- _EXCERPT PROVIDED_:

Most recently, park fire managers have returned their focus to the southwestern portion of the park dominated by aspen with limited areas of fescue grassland (Frandsen 2008). In this latest initiative, park staff burn in the spring dormant-growth period within the habitat of a recently restored herd of plains bison (Bison bison L.). Although not explicitly recognized, this approach follows long-term patterns of First Nations’ burning to enhance bison habitat (Hind 1971). Unlike burning in the dense forests in the northern area of the park, these spring season burns have lower intensities and are more easily managed. Further, in deliberately favoring bison, a species with long-term importance to humans, the park is tentatively recognizing fire’s eco-cultural role. At PANP, then, restoring fire requires an integrated approach at the edge between the grasslands and aspen forests of the Prairie ecozone that have historical conditions strongly influenced by eco-cultural fires, and the Boreal Plains forests that have a biophysically driven regime of high-intensity, large-area fires, often started by lightning.

Banff National Park

Banff National Park (BNP), Canada’s first national park, lies at the eastern edge of the Montane Cordillera ecozone. For over a century, the park has been a proving ground for industrial-era fire management techniques, including removal of First Nations, fire education and prevention, fire suppression, and more recently, restoration of fire (White 1985; Binnema and Niemi 2001; Pyne 2004, 2007: 361–371 and 471–473). The park has a complex spatial and temporal fire regime over its 6640 km2 area on the eastern slopes of the Rocky Mountains in Alberta. Since 1885, lightning and lightning-caused fires are uncommon compared to adjacent areas to the east and west (White 1985, Wierzchowski et al. 2002). Despite low lightning fire occurrence, the spatial pattern of long-term fire cycles ranged from <50 yr in the lower elevation montane region to >200 yr in upper subalpine forests (Rogeau et al. 2004, White et al. 2005). The overall area burned by fire in Alberta’s eastern slope landscape (including Banff), averaged over all elevations and aspects, has dramatically changed over the past two centuries. Fire cycles increased from <80 yr prior to the 1760s, to about 175 yr for the next 150 yr, to over 6000 yr since the 1940s (Table 2; Van Wagner et al. 2006).

- _STATED PROBLEM_: Please resume the passage on fire management in Canadian national parks, picking up after its final sentence about Banff's fire cycles.

Raw records
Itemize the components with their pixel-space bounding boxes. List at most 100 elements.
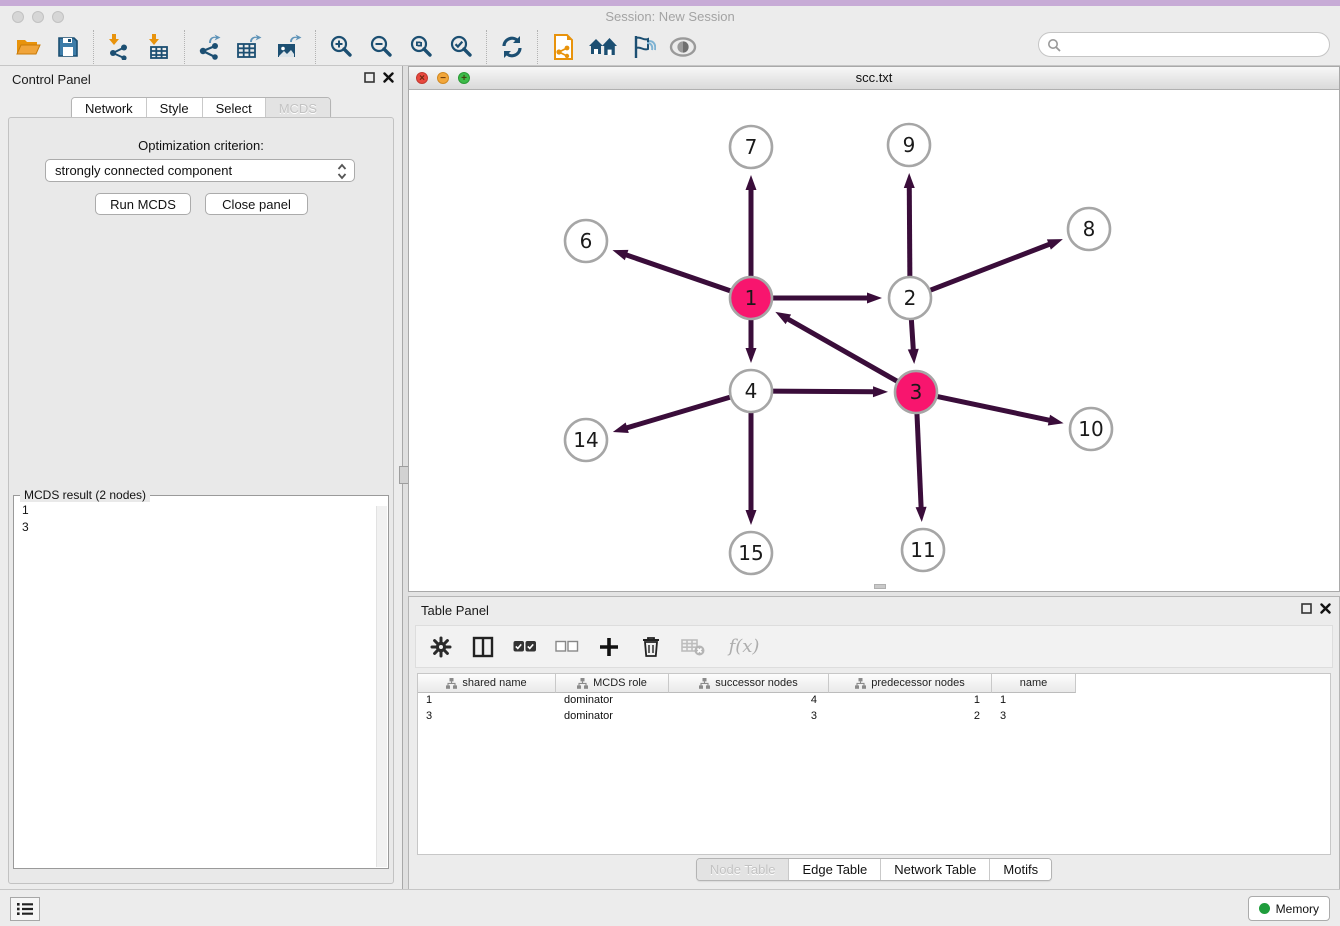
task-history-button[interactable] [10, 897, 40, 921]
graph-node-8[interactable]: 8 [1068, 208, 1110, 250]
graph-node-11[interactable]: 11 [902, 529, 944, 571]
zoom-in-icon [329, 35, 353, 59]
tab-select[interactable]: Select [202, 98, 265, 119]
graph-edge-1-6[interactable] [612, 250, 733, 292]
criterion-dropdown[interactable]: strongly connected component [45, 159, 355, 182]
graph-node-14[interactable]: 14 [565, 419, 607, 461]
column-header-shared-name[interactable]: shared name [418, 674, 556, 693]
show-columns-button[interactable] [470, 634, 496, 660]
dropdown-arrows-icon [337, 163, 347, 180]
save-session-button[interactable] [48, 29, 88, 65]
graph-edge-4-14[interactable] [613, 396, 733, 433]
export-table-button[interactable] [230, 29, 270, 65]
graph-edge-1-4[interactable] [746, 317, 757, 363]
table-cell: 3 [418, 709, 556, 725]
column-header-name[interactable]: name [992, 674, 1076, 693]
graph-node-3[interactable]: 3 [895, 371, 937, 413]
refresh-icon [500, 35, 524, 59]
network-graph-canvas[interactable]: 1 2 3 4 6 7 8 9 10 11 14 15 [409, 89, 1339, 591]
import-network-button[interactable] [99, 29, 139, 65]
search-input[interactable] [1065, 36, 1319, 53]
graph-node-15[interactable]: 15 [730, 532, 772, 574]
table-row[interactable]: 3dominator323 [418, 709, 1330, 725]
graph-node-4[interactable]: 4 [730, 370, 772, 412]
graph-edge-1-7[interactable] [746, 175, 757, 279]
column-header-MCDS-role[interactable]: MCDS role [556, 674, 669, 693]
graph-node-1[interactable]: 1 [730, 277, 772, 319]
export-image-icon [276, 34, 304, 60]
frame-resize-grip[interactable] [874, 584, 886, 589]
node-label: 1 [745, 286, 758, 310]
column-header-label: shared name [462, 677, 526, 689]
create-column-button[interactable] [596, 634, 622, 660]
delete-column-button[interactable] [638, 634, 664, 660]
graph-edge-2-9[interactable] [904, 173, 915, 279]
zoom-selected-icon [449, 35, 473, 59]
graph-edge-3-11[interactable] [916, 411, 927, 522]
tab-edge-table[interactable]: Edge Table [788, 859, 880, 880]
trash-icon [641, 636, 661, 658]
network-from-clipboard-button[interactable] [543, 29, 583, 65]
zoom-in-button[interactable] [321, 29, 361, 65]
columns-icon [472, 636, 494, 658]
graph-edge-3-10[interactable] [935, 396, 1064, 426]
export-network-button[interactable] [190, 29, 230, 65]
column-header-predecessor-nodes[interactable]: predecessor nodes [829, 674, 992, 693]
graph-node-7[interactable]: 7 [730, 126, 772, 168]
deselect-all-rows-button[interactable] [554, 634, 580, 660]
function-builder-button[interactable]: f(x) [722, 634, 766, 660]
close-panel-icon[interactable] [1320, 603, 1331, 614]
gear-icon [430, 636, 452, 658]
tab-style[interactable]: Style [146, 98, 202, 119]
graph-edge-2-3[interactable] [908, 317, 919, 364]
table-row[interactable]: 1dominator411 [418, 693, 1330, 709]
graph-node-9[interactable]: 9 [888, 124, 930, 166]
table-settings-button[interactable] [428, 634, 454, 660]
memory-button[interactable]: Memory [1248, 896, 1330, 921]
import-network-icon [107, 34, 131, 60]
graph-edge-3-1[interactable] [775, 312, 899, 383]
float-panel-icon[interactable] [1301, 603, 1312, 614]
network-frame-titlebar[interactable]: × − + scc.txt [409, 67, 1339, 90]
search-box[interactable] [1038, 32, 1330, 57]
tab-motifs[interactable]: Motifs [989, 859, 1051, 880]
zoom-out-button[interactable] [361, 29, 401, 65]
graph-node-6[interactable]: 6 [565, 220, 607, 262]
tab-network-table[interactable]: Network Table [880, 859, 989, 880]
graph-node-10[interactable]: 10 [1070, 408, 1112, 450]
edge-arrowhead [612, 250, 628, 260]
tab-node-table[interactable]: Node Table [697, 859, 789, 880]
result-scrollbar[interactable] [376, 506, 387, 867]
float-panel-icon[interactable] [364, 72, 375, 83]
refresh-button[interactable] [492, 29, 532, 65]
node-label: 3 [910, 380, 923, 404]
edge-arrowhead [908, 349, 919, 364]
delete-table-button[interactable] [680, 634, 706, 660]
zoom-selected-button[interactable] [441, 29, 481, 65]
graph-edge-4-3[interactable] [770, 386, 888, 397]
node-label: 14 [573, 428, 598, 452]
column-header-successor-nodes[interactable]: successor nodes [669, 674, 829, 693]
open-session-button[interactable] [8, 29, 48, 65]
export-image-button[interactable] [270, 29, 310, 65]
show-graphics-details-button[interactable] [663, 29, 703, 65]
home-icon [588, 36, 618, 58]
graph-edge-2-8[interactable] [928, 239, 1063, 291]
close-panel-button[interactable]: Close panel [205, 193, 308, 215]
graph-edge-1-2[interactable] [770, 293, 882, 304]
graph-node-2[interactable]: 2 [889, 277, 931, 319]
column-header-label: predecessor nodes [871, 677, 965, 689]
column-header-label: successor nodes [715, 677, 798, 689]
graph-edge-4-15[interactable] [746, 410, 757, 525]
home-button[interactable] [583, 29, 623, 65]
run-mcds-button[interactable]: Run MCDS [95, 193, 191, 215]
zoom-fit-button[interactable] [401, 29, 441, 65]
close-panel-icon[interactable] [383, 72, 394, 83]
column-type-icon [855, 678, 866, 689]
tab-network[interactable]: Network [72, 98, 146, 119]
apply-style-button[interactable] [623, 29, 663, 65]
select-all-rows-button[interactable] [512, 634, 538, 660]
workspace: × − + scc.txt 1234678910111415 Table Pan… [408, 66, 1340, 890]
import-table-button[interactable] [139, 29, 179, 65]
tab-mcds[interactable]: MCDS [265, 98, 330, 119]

- _EXERCISE RESULT_:
Park staff used an ecological land classification mapping system correlated to fire regime characteristics (White et al. 2005) as a basis to begin prescribed burning in 1983. A biophysical approach dominated early thinking. Burn units were assigned fire cycles and burn probabilities as a basis for a random selection process that would mimic lightning ignition (Lopoukhine and White 1985). However, managers soon recognized that the possibility of high-intensity fires escaping park boundaries required that social values and practical considerations, not a random number simulator, should prioritize burn locations. The program then followed two directions: 1) using mechanical thinning combined with prescribed fire, they built containment areas to reduce fire intensity adjacent to park infrastructure areas and to avoid the spread of fires beyond park boundaries; and 2) doing prescribed burns in areas that historically had short fire cycles, such as subalpine areas important for grizzly bears (Ursus arctos L.), and low-elevation, montane forests (Hamer and Herrero 1987, White et al. 2005, Pengelly and Hamer 2006). Again, the focus was on biophysical interactions of fire frequency with terrain and resulting vegetation patterns (Rogeau et al. 2004).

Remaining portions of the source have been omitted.